**Excerpt**
· · · ·
# Homework Help: Simple gravitational attraction forces problem

1. Oct 27, 2011

### kirby27

Each mass in the figure below is 2.00. Find the magnitude of the net gravitational force on mass A due to the other masses in figure b (the square).

Figure: http://i.imgur.com/fjSgU.jpg

attempt:
i used the formula F=G [(m1*m2)/r^2]. all of the forces are in the direction of D so i resolved the B and C using the above equation and SOH CAH TOA into their directions that point toward D. Then i used the above equation without SOH CAH TOA to get D and added the componenets of B and C to that of D. I got 8.88 * 10^-8 but this is wrong. where did i go wrong? thanks

2. Oct 27, 2011

### ehild

ehild

3. Oct 27, 2011

### kirby27

before i write it all out is this the right method?

4. Oct 27, 2011

### ehild

The result is wrong. I can not help without seeing what you did. I am sorry.

Good luck!

ehild

5. Oct 27, 2011

### kirby27

i re-did it and got 6.67E-8 is this correct?

6. Oct 27, 2011

### kirby27

calculations:

D acting on A:
F=(6.673E-11)[4/.1414^2]. i got the .1414 from pythagorean using .1 as a and b.
· · · ·
**Dataset extract**
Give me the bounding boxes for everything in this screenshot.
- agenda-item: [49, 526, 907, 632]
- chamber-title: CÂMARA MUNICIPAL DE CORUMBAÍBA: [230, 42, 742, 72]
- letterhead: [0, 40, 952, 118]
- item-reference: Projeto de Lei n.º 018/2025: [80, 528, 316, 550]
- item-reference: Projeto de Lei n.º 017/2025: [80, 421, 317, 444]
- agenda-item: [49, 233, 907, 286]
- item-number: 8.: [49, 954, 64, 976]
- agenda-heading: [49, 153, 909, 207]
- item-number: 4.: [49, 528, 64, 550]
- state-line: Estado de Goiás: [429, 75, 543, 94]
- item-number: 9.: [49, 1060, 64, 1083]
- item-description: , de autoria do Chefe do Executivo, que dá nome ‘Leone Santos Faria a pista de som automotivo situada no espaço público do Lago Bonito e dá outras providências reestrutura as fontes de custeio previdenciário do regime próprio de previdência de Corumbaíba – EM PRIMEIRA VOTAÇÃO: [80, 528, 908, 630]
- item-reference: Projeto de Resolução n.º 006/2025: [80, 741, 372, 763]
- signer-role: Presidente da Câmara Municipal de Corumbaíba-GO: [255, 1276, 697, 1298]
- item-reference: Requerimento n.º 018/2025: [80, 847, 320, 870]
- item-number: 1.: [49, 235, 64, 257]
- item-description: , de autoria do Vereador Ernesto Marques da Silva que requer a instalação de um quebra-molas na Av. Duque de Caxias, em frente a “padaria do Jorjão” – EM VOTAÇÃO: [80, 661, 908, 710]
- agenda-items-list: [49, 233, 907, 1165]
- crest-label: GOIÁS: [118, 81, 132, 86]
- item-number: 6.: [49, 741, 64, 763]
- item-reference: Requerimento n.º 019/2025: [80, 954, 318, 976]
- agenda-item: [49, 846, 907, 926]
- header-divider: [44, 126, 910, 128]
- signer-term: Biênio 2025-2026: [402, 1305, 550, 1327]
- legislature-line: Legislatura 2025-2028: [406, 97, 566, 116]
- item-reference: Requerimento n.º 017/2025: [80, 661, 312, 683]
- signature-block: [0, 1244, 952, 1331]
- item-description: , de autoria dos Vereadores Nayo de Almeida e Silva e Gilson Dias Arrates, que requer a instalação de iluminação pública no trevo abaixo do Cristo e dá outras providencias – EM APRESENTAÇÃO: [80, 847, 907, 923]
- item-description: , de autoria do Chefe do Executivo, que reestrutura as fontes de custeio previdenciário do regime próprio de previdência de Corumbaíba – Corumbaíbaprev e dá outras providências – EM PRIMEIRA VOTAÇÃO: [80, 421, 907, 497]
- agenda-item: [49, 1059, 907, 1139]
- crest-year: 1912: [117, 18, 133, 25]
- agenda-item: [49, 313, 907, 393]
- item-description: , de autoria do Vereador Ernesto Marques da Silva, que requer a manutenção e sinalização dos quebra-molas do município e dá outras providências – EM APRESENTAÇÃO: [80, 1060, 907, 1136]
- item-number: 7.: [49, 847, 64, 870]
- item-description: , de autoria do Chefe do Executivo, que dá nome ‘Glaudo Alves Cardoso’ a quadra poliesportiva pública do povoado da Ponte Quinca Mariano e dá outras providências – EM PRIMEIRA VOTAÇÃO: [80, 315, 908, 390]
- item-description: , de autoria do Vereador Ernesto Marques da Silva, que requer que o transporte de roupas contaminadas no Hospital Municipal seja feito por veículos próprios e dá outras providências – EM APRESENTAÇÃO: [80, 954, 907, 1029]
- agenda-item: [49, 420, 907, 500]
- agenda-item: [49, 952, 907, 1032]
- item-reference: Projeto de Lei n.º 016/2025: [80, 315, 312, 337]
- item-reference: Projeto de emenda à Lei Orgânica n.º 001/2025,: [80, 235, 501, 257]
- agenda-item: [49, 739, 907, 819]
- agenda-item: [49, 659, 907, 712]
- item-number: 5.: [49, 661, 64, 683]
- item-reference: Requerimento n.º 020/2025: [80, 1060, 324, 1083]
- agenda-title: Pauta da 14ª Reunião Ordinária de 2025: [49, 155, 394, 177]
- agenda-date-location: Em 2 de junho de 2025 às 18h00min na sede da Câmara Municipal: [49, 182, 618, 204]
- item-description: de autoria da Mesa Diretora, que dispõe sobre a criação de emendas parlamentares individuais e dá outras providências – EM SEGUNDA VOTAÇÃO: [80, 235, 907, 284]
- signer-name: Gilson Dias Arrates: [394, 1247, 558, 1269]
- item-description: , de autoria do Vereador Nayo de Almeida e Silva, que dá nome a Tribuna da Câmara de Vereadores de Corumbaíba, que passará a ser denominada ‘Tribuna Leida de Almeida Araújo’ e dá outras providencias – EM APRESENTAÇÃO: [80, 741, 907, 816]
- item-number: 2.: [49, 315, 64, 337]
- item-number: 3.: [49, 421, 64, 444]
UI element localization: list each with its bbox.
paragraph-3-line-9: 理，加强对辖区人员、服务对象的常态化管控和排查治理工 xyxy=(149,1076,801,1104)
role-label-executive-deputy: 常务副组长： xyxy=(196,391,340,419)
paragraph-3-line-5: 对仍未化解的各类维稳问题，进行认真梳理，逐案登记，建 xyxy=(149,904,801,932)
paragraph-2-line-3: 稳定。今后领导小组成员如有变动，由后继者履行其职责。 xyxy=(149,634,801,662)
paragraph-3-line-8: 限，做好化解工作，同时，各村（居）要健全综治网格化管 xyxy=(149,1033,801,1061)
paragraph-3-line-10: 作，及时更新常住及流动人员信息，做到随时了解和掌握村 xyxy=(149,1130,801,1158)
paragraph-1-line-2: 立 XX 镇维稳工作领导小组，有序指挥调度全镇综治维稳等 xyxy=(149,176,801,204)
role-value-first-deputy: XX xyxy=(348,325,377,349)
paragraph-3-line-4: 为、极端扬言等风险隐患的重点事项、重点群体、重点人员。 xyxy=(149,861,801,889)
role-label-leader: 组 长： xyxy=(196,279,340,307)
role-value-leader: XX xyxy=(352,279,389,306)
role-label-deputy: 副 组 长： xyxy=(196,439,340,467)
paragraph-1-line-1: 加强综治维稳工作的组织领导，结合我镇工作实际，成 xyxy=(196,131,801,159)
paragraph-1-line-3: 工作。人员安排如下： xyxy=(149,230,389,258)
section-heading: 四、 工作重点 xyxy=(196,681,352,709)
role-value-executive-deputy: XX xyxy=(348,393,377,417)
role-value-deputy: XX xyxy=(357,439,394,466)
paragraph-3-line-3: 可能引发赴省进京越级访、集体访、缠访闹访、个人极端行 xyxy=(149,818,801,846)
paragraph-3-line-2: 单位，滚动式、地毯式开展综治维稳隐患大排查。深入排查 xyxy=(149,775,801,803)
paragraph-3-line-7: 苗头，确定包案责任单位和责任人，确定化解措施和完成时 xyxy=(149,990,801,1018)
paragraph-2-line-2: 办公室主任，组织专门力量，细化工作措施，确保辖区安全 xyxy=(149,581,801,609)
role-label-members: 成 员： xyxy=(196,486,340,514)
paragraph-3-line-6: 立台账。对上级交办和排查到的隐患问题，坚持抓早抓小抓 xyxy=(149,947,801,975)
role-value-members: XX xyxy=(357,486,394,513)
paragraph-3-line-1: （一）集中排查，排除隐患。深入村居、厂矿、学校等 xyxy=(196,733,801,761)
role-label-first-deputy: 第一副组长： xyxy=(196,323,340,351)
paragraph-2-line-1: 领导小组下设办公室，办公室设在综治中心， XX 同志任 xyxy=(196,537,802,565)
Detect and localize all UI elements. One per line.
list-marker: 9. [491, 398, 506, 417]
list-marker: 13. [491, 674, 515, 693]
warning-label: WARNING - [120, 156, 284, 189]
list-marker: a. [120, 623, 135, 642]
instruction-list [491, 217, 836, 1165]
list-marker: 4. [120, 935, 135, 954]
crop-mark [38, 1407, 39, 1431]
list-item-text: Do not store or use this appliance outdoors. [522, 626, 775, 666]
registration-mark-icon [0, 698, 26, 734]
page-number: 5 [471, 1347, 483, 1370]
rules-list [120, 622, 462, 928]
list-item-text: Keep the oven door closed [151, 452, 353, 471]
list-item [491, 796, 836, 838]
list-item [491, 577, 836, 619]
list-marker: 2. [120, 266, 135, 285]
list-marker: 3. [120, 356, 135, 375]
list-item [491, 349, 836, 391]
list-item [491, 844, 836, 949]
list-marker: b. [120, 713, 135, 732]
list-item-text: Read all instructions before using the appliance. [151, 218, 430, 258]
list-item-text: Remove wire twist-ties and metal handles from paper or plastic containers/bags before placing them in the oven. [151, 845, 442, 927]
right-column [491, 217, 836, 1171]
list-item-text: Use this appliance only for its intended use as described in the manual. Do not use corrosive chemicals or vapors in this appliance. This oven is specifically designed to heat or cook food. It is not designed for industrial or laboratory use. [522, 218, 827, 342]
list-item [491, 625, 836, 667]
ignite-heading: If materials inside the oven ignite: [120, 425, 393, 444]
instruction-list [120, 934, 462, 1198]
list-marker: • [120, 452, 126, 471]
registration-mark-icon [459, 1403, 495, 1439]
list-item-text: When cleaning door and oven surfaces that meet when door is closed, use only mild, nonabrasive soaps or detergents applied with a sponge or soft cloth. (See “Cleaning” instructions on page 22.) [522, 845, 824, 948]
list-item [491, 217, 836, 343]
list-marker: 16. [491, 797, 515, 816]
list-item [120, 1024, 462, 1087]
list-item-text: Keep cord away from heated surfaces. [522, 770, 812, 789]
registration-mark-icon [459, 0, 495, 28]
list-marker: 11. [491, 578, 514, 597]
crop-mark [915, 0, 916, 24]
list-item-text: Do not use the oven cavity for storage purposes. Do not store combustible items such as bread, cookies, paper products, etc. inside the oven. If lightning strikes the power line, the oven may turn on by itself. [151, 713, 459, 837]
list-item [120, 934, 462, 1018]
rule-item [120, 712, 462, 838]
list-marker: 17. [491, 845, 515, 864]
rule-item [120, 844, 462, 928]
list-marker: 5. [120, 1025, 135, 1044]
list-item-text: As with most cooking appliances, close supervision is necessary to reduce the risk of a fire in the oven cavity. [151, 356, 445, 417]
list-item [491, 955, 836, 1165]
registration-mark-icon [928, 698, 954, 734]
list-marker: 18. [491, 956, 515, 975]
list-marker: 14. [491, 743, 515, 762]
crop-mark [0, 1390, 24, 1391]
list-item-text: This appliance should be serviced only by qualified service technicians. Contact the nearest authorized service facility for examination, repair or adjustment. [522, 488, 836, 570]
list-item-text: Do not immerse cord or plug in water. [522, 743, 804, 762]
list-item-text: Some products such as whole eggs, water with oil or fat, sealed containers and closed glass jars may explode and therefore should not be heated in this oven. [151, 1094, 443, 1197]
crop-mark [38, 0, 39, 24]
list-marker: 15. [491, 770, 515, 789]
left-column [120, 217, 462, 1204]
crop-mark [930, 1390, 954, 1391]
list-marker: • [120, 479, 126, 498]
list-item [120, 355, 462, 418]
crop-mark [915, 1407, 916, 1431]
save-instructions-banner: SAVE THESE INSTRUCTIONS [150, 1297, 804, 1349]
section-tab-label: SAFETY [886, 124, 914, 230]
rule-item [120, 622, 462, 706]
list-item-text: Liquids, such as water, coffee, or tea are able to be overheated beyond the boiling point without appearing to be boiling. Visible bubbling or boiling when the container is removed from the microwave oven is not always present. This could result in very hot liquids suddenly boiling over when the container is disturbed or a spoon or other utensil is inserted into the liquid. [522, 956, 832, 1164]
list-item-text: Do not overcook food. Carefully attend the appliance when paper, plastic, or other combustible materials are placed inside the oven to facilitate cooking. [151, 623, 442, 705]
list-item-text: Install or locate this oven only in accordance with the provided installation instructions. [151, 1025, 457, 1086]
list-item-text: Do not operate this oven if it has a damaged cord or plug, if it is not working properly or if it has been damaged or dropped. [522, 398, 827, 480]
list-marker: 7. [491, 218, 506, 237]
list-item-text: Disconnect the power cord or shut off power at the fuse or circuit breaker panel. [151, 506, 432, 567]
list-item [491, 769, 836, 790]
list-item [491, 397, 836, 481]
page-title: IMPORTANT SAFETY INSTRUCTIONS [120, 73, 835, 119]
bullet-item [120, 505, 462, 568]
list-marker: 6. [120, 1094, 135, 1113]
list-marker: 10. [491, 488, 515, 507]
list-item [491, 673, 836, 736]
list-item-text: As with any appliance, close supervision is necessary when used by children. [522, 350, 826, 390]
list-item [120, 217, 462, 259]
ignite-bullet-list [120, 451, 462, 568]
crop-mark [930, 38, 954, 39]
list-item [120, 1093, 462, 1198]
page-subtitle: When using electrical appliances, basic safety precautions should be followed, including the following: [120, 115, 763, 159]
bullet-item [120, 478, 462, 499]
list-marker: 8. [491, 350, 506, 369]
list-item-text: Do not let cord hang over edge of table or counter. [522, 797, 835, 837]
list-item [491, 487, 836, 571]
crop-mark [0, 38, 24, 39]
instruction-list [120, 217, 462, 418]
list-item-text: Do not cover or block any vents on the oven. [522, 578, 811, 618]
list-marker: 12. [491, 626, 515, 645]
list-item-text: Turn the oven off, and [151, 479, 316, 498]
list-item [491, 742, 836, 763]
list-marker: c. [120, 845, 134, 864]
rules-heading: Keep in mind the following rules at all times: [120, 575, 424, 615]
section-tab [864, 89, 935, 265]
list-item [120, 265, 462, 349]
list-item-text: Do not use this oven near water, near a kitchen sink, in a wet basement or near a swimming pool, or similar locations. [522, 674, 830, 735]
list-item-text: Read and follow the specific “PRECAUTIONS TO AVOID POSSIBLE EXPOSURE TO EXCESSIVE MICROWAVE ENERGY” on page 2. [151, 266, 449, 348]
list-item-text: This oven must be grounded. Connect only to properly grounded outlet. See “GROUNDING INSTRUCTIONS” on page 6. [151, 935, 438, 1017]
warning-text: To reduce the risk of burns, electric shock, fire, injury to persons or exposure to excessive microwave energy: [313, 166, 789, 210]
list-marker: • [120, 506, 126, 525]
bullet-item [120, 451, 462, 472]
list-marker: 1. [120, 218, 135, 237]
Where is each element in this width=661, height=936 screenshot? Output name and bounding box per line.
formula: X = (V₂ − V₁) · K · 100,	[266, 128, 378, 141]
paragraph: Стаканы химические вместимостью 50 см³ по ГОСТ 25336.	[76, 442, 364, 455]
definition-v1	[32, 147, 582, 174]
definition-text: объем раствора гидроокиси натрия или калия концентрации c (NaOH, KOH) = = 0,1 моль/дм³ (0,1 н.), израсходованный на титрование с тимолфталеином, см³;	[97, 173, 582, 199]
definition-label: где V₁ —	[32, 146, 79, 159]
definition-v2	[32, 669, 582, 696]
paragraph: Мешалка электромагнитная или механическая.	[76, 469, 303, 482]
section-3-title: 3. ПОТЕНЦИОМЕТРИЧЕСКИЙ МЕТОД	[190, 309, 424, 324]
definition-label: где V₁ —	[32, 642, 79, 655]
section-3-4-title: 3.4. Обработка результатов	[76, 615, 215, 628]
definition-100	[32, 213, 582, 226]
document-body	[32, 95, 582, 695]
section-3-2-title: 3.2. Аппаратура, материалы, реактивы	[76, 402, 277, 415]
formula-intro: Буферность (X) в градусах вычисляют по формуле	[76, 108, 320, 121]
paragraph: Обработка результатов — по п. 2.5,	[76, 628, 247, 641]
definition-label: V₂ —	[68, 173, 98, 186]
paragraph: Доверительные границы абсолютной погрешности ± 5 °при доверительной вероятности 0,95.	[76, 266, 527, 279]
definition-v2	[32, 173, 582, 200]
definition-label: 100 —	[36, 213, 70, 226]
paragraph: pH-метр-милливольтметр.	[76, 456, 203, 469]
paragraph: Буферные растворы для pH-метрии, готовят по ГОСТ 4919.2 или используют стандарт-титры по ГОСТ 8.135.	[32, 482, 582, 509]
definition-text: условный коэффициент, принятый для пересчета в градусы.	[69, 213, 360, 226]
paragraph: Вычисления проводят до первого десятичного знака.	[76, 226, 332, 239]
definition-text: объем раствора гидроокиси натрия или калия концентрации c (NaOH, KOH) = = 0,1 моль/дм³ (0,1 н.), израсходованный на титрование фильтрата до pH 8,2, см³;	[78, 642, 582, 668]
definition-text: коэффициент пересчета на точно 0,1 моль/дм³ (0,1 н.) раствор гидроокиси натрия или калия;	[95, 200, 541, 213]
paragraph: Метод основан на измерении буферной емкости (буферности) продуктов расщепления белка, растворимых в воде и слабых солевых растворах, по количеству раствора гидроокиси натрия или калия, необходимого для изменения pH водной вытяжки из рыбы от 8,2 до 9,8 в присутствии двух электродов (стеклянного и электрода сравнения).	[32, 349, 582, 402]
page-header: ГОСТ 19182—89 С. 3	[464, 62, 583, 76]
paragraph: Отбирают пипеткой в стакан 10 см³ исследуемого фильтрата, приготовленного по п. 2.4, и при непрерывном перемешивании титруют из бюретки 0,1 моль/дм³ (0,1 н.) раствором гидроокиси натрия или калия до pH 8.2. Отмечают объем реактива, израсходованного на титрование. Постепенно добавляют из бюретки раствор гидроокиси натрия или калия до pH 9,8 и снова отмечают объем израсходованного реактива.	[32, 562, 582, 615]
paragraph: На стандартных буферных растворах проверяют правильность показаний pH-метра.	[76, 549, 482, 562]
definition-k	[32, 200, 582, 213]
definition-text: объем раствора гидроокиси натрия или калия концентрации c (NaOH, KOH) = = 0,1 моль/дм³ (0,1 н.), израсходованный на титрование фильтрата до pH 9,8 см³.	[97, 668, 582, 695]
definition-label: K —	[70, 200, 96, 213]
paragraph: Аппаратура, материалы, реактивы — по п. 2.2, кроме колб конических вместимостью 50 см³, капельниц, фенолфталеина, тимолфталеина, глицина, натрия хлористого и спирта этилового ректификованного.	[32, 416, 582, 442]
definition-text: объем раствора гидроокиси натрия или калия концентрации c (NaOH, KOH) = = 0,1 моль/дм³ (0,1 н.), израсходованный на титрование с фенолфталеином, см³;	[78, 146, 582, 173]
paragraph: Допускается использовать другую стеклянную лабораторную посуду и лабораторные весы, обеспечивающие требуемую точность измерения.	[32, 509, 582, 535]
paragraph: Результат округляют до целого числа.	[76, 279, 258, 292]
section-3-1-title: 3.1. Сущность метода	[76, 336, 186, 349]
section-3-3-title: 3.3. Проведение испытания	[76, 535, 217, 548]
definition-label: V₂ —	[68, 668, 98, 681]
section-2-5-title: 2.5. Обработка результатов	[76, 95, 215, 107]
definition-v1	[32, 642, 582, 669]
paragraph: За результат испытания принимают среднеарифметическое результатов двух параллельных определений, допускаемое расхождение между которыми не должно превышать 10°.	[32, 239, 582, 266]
· · · ·
**What this exercise asks**
1 - In the homework thread, which formula did kirby27 use to compute each gravitational force?
2 - Continue the gravitational force homework thread after its last line.
The records were taken from a different source.

**Results for each task**
1 - F=G [(m1*m2)/r^2]

2 -
F=1.3346E-8

B acting on A:
F=(6.673E-11)[4/.1^2]
F=2.669E-8 --> but this is not downward pull
using SOH CAH TOA i did
cos(45)=x/2.669E-8
x=1.89E-8 --> this needs to be multiplied by 2 for both B acting on A and C acting on A (they are the same).

so (1.89E-8)*2 + 1.3346E-8 = 5.11E-8

i somehow get a different answer everytime i do it

7. Oct 27, 2011

### ehild

It is correct now but you need to add the unit.

There is less chance to make mistakes in calculations if you solve the problem symbolically and substitute the data at the end.

So you have the resultant force along the diagonal AD. The magnitude of the force is

F=G q^2/a^2(1/2 +2cos(45)) =6.673E-11*400(0.5+1.414)=5.11 N.

Do not forget the unit!!

ehild

8. Oct 27, 2011

### kirby27

you said it is 5.11 N. isn't it 5.11E-8 N?

9. Oct 27, 2011

### ehild

Oppps, I left out that E-8. You are right!!